Tell how many lines in these records contain the string "name", with only the number as the reply.

Rows from a figure dataset:
####
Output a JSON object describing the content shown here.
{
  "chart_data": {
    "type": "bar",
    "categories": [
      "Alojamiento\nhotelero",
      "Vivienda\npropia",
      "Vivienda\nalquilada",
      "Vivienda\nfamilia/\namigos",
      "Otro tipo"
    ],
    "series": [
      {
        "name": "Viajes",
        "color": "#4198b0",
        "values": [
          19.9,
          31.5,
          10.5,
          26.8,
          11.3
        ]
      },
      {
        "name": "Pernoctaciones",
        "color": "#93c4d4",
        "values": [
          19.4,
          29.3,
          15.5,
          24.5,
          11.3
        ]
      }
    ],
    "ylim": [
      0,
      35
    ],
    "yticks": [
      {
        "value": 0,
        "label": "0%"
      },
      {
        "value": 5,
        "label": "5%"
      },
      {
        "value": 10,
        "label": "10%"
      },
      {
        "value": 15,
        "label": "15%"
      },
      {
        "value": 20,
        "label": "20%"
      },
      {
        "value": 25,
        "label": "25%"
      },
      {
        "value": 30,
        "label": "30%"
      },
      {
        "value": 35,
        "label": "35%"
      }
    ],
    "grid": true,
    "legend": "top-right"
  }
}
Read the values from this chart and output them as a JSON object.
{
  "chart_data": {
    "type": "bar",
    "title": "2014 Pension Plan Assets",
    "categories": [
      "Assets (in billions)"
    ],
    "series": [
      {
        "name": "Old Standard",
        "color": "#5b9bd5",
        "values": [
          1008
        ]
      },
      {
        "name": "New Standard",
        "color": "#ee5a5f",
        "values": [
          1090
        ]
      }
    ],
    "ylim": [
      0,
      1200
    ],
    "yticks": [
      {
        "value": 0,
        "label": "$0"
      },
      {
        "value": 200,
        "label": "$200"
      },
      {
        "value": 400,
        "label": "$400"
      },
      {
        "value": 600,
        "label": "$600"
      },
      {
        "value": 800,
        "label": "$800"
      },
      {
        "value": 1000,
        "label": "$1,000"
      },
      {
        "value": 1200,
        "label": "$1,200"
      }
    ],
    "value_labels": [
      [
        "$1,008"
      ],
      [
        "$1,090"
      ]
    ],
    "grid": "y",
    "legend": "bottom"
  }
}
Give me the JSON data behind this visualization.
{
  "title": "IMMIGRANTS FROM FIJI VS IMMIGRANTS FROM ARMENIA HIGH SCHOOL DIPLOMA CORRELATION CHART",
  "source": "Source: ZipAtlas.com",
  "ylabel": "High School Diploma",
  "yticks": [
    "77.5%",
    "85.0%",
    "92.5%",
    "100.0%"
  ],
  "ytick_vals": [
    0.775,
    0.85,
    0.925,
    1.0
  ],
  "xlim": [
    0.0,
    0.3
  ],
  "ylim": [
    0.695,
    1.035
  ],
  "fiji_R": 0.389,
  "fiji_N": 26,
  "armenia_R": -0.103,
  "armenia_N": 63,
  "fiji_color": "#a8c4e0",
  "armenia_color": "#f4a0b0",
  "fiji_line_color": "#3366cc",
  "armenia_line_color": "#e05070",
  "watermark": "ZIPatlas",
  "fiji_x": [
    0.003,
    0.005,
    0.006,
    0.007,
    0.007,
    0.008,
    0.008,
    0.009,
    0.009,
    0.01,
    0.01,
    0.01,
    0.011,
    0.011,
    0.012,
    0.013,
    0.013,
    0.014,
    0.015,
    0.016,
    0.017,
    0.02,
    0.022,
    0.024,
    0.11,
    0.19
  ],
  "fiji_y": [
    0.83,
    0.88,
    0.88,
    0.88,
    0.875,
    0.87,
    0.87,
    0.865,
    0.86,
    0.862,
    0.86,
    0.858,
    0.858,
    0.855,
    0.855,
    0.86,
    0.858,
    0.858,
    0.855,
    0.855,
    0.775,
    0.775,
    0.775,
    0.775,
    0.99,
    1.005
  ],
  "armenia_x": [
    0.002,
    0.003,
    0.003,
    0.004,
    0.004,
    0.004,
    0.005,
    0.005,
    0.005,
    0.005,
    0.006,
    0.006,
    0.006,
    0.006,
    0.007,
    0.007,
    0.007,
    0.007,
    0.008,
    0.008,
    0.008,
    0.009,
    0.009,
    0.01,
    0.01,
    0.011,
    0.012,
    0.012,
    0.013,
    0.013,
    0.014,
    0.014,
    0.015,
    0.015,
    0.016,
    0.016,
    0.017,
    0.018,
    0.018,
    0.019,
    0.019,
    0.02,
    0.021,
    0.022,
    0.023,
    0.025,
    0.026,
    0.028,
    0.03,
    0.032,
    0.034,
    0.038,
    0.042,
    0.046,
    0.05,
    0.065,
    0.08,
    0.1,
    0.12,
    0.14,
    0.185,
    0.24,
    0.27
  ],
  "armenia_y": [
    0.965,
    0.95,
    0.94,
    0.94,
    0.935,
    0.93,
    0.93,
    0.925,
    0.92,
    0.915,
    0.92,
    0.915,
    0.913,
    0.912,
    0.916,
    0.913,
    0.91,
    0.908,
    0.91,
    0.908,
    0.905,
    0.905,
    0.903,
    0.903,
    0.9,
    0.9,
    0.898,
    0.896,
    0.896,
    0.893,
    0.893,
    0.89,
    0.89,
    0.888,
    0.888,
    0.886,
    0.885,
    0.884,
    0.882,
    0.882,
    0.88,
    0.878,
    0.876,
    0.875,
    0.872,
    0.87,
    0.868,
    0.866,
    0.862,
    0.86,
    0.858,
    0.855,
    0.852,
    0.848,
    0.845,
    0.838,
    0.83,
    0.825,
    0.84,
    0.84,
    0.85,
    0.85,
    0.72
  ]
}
####
COMPLETE OUTPUT: 4